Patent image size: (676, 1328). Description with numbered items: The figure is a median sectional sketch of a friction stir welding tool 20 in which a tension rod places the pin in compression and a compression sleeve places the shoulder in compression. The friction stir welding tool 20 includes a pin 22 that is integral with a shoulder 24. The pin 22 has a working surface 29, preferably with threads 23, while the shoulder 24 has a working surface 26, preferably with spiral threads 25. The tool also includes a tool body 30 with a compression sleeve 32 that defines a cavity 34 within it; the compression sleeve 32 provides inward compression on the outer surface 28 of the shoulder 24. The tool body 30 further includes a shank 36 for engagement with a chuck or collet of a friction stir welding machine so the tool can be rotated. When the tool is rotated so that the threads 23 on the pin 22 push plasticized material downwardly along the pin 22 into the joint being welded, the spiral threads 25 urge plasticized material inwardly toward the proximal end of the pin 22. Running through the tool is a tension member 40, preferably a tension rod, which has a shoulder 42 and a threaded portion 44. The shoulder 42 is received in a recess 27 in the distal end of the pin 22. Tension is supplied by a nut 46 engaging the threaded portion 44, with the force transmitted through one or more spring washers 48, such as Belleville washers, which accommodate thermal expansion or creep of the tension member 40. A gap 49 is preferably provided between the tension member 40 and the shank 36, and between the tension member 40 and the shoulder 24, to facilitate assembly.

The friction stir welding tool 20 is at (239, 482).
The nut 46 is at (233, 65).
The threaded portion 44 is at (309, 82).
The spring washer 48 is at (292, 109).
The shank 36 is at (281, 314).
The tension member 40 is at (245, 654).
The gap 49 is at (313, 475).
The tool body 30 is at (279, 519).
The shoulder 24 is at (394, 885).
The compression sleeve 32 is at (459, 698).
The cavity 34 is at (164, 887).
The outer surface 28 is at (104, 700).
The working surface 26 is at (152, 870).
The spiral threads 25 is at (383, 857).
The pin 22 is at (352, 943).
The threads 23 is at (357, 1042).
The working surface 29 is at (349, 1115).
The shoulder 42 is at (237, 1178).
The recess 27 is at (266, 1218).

_What you should do_. Format the lines above as a JSON list of strings with one string per line, leaving out any blank lines.

_Exercise response_.
[
  "Patent image size: (676, 1328). Description with numbered items: The figure is a median sectional sketch of a friction stir welding tool 20 in which a tension rod places the pin in compression and a compression sleeve places the shoulder in compression. The friction stir welding tool 20 includes a pin 22 that is integral with a shoulder 24. The pin 22 has a working surface 29, preferably with threads 23, while the shoulder 24 has a working surface 26, preferably with spiral threads 25. The tool also includes a tool body 30 with a compression sleeve 32 that defines a cavity 34 within it; the compression sleeve 32 provides inward compression on the outer surface 28 of the shoulder 24. The tool body 30 further includes a shank 36 for engagement with a chuck or collet of a friction stir welding machine so the tool can be rotated. When the tool is rotated so that the threads 23 on the pin 22 push plasticized material downwardly along the pin 22 into the joint being welded, the spiral threads 25 urge plasticized material inwardly toward the proximal end of the pin 22. Running through the tool is a tension member 40, preferably a tension rod, which has a shoulder 42 and a threaded portion 44. The shoulder 42 is received in a recess 27 in the distal end of the pin 22. Tension is supplied by a nut 46 engaging the threaded portion 44, with the force transmitted through one or more spring washers 48, such as Belleville washers, which accommodate thermal expansion or creep of the tension member 40. A gap 49 is preferably provided between the tension member 40 and the shank 36, and between the tension member 40 and the shoulder 24, to facilitate assembly.",
  "The friction stir welding tool 20 is at (239, 482).",
  "The nut 46 is at (233, 65).",
  "The threaded portion 44 is at (309, 82).",
  "The spring washer 48 is at (292, 109).",
  "The shank 36 is at (281, 314).",
  "The tension member 40 is at (245, 654).",
  "The gap 49 is at (313, 475).",
  "The tool body 30 is at (279, 519).",
  "The shoulder 24 is at (394, 885).",
  "The compression sleeve 32 is at (459, 698).",
  "The cavity 34 is at (164, 887).",
  "The outer surface 28 is at (104, 700).",
  "The working surface 26 is at (152, 870).",
  "The spiral threads 25 is at (383, 857).",
  "The pin 22 is at (352, 943).",
  "The threads 23 is at (357, 1042).",
  "The working surface 29 is at (349, 1115).",
  "The shoulder 42 is at (237, 1178).",
  "The recess 27 is at (266, 1218)."
]